→ **EXERCISE TASK**
Reproduce the entire listing word for word.
[START OF RECORDS FOR THE EXERCISE]
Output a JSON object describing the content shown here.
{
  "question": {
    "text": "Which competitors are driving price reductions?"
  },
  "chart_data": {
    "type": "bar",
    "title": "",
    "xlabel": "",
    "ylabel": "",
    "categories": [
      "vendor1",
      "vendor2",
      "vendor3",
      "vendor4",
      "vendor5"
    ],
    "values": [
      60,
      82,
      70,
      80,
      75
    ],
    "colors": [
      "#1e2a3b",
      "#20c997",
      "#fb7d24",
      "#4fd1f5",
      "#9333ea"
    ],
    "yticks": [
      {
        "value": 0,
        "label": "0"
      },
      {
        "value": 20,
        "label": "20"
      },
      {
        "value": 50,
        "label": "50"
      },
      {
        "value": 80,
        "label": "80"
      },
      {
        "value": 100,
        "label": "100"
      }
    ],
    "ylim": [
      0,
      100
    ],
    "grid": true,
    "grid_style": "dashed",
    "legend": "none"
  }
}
[END OF RECORDS FOR THE EXERCISE]
→ **SOLUTION BELOW**
Output a JSON object describing the content shown here.
{
  "question": {
    "text": "Which competitors are driving price reductions?"
  },
  "chart_data": {
    "type": "bar",
    "title": "",
    "xlabel": "",
    "ylabel": "",
    "categories": [
      "vendor1",
      "vendor2",
      "vendor3",
      "vendor4",
      "vendor5"
    ],
    "values": [
      60,
      82,
      70,
      80,
      75
    ],
    "colors": [
      "#1e2a3b",
      "#20c997",
      "#fb7d24",
      "#4fd1f5",
      "#9333ea"
    ],
    "yticks": [
      {
        "value": 0,
        "label": "0"
      },
      {
        "value": 20,
        "label": "20"
      },
      {
        "value": 50,
        "label": "50"
      },
      {
        "value": 80,
        "label": "80"
      },
      {
        "value": 100,
        "label": "100"
      }
    ],
    "ylim": [
      0,
      100
    ],
    "grid": true,
    "grid_style": "dashed",
    "legend": "none"
  }
}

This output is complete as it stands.